• [GOAL OF THE EXERCISE] Each entry that follows is to be retyped exactly. Pictures do not belong in the copy.

Collected data entries:
►

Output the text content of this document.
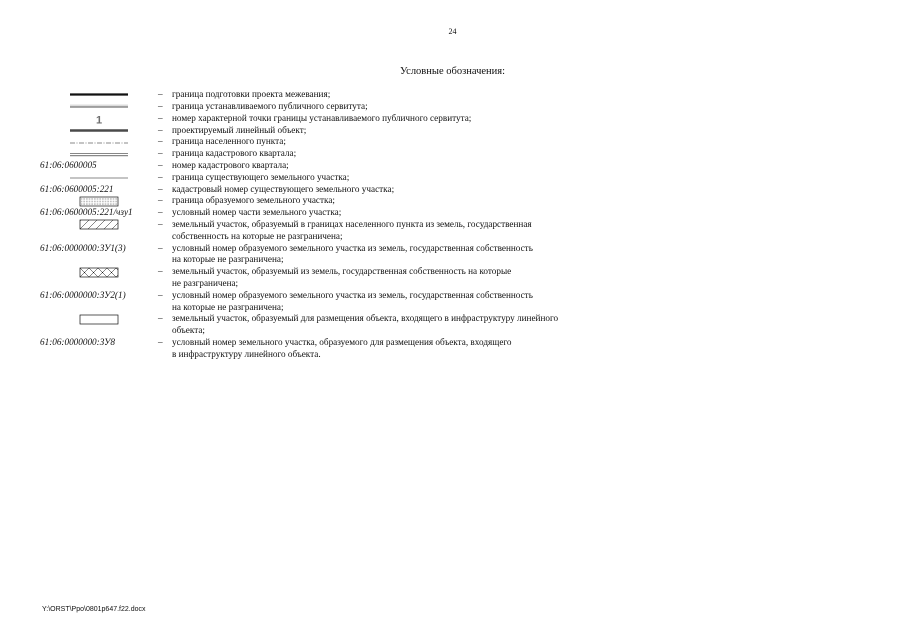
24
Условные обозначения:
–	граница подготовки проекта межевания;
–	граница устанавливаемого публичного сервитута;
1	–	номер характерной точки границы устанавливаемого публичного сервитута;
–	проектируемый линейный объект;
–	граница населенного пункта;
–	граница кадастрового квартала;
61:06:0600005	–	номер кадастрового квартала;
–	граница существующего земельного участка;
61:06:0600005:221	–	кадастровый номер существующего земельного участка;
–	граница образуемого земельного участка;
61:06:0600005:221/чзу1	–	условный номер части земельного участка;
–	земельный участок, образуемый в границах населенного пункта из земель, государственная
собственность на которые не разграничена;
61:06:0000000:ЗУ1(3)	–	условный номер образуемого земельного участка из земель, государственная собственность
на которые не разграничена;
–	земельный участок, образуемый из земель, государственная собственность на которые
не разграничена;
61:06:0000000:ЗУ2(1)	–	условный номер образуемого земельного участка из земель, государственная собственность
на которые не разграничена;
–	земельный участок, образуемый для размещения объекта, входящего в инфраструктуру линейного
объекта;
61:06:0000000:ЗУ8	–	условный номер земельного участка, образуемого для размещения объекта, входящего
в инфраструктуру линейного объекта.
Y:\ORST\Ppo\0801p647.f22.docx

◄

• [THE SOLUTION]
Output the text content of this document.
24
Условные обозначения:
–	граница подготовки проекта межевания;
–	граница устанавливаемого публичного сервитута;
1	–	номер характерной точки границы устанавливаемого публичного сервитута;
–	проектируемый линейный объект;
–	граница населенного пункта;
–	граница кадастрового квартала;
61:06:0600005	–	номер кадастрового квартала;
–	граница существующего земельного участка;
61:06:0600005:221	–	кадастровый номер существующего земельного участка;
–	граница образуемого земельного участка;
61:06:0600005:221/чзу1	–	условный номер части земельного участка;
–	земельный участок, образуемый в границах населенного пункта из земель, государственная
собственность на которые не разграничена;
61:06:0000000:ЗУ1(3)	–	условный номер образуемого земельного участка из земель, государственная собственность
на которые не разграничена;
–	земельный участок, образуемый из земель, государственная собственность на которые
не разграничена;
61:06:0000000:ЗУ2(1)	–	условный номер образуемого земельного участка из земель, государственная собственность
на которые не разграничена;
–	земельный участок, образуемый для размещения объекта, входящего в инфраструктуру линейного
объекта;
61:06:0000000:ЗУ8	–	условный номер земельного участка, образуемого для размещения объекта, входящего
в инфраструктуру линейного объекта.
Y:\ORST\Ppo\0801p647.f22.docx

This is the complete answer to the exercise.